Work required: Give the listing below again in full, exactly as written.

Dataset records:
— START —
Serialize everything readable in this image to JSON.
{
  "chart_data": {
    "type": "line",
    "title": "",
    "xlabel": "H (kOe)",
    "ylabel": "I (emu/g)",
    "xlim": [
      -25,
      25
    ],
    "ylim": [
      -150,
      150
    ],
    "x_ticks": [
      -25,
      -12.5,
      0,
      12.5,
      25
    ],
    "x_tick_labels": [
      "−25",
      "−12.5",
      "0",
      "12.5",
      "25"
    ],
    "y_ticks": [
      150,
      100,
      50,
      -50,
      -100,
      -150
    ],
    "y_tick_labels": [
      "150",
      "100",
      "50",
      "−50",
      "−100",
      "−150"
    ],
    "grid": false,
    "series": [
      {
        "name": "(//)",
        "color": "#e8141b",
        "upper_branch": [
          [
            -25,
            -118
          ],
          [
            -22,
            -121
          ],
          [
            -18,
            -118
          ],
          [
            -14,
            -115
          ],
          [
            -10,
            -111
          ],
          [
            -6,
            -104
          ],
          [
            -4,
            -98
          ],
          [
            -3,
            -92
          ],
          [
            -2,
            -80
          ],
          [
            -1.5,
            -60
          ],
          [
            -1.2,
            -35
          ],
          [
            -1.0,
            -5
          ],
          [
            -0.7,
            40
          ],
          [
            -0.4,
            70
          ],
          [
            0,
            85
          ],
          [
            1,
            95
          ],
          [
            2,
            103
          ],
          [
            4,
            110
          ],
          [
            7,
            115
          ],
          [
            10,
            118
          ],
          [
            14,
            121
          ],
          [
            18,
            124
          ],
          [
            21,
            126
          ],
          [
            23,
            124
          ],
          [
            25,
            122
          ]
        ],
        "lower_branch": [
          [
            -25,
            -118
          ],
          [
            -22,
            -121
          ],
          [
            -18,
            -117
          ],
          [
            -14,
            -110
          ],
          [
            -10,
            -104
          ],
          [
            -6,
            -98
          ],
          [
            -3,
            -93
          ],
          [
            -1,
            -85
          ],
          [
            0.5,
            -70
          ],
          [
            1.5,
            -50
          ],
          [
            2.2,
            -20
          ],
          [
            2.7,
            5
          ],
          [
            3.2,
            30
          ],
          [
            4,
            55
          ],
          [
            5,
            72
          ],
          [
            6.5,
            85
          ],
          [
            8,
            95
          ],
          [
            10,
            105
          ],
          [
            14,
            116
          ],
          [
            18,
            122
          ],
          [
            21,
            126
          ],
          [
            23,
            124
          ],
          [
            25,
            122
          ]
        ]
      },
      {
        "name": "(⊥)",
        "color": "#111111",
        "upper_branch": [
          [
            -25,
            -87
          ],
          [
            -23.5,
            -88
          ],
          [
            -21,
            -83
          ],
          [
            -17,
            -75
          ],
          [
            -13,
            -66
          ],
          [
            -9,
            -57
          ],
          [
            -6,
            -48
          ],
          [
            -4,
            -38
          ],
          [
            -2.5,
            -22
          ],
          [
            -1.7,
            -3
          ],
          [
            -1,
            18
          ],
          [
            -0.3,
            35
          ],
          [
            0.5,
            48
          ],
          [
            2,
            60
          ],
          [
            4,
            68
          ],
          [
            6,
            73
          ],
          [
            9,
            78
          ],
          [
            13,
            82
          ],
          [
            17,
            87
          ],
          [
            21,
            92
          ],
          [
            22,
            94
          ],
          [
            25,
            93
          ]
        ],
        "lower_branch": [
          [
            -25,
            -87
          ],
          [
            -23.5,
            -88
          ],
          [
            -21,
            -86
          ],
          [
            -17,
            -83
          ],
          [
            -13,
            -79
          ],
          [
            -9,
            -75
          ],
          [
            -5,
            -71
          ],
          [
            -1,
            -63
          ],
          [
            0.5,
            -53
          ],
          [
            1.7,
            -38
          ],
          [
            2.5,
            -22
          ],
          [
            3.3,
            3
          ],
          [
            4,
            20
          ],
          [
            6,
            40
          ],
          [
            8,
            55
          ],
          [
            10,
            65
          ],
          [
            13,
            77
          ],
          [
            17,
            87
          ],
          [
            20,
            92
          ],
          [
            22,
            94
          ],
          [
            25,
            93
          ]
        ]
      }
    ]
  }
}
— END —
Written reply:
Serialize everything readable in this image to JSON.
{
  "chart_data": {
    "type": "line",
    "title": "",
    "xlabel": "H (kOe)",
    "ylabel": "I (emu/g)",
    "xlim": [
      -25,
      25
    ],
    "ylim": [
      -150,
      150
    ],
    "x_ticks": [
      -25,
      -12.5,
      0,
      12.5,
      25
    ],
    "x_tick_labels": [
      "−25",
      "−12.5",
      "0",
      "12.5",
      "25"
    ],
    "y_ticks": [
      150,
      100,
      50,
      -50,
      -100,
      -150
    ],
    "y_tick_labels": [
      "150",
      "100",
      "50",
      "−50",
      "−100",
      "−150"
    ],
    "grid": false,
    "series": [
      {
        "name": "(//)",
        "color": "#e8141b",
        "upper_branch": [
          [
            -25,
            -118
          ],
          [
            -22,
            -121
          ],
          [
            -18,
            -118
          ],
          [
            -14,
            -115
          ],
          [
            -10,
            -111
          ],
          [
            -6,
            -104
          ],
          [
            -4,
            -98
          ],
          [
            -3,
            -92
          ],
          [
            -2,
            -80
          ],
          [
            -1.5,
            -60
          ],
          [
            -1.2,
            -35
          ],
          [
            -1.0,
            -5
          ],
          [
            -0.7,
            40
          ],
          [
            -0.4,
            70
          ],
          [
            0,
            85
          ],
          [
            1,
            95
          ],
          [
            2,
            103
          ],
          [
            4,
            110
          ],
          [
            7,
            115
          ],
          [
            10,
            118
          ],
          [
            14,
            121
          ],
          [
            18,
            124
          ],
          [
            21,
            126
          ],
          [
            23,
            124
          ],
          [
            25,
            122
          ]
        ],
        "lower_branch": [
          [
            -25,
            -118
          ],
          [
            -22,
            -121
          ],
          [
            -18,
            -117
          ],
          [
            -14,
            -110
          ],
          [
            -10,
            -104
          ],
          [
            -6,
            -98
          ],
          [
            -3,
            -93
          ],
          [
            -1,
            -85
          ],
          [
            0.5,
            -70
          ],
          [
            1.5,
            -50
          ],
          [
            2.2,
            -20
          ],
          [
            2.7,
            5
          ],
          [
            3.2,
            30
          ],
          [
            4,
            55
          ],
          [
            5,
            72
          ],
          [
            6.5,
            85
          ],
          [
            8,
            95
          ],
          [
            10,
            105
          ],
          [
            14,
            116
          ],
          [
            18,
            122
          ],
          [
            21,
            126
          ],
          [
            23,
            124
          ],
          [
            25,
            122
          ]
        ]
      },
      {
        "name": "(⊥)",
        "color": "#111111",
        "upper_branch": [
          [
            -25,
            -87
          ],
          [
            -23.5,
            -88
          ],
          [
            -21,
            -83
          ],
          [
            -17,
            -75
          ],
          [
            -13,
            -66
          ],
          [
            -9,
            -57
          ],
          [
            -6,
            -48
          ],
          [
            -4,
            -38
          ],
          [
            -2.5,
            -22
          ],
          [
            -1.7,
            -3
          ],
          [
            -1,
            18
          ],
          [
            -0.3,
            35
          ],
          [
            0.5,
            48
          ],
          [
            2,
            60
          ],
          [
            4,
            68
          ],
          [
            6,
            73
          ],
          [
            9,
            78
          ],
          [
            13,
            82
          ],
          [
            17,
            87
          ],
          [
            21,
            92
          ],
          [
            22,
            94
          ],
          [
            25,
            93
          ]
        ],
        "lower_branch": [
          [
            -25,
            -87
          ],
          [
            -23.5,
            -88
          ],
          [
            -21,
            -86
          ],
          [
            -17,
            -83
          ],
          [
            -13,
            -79
          ],
          [
            -9,
            -75
          ],
          [
            -5,
            -71
          ],
          [
            -1,
            -63
          ],
          [
            0.5,
            -53
          ],
          [
            1.7,
            -38
          ],
          [
            2.5,
            -22
          ],
          [
            3.3,
            3
          ],
          [
            4,
            20
          ],
          [
            6,
            40
          ],
          [
            8,
            55
          ],
          [
            10,
            65
          ],
          [
            13,
            77
          ],
          [
            17,
            87
          ],
          [
            20,
            92
          ],
          [
            22,
            94
          ],
          [
            25,
            93
          ]
        ]
      }
    ]
  }
}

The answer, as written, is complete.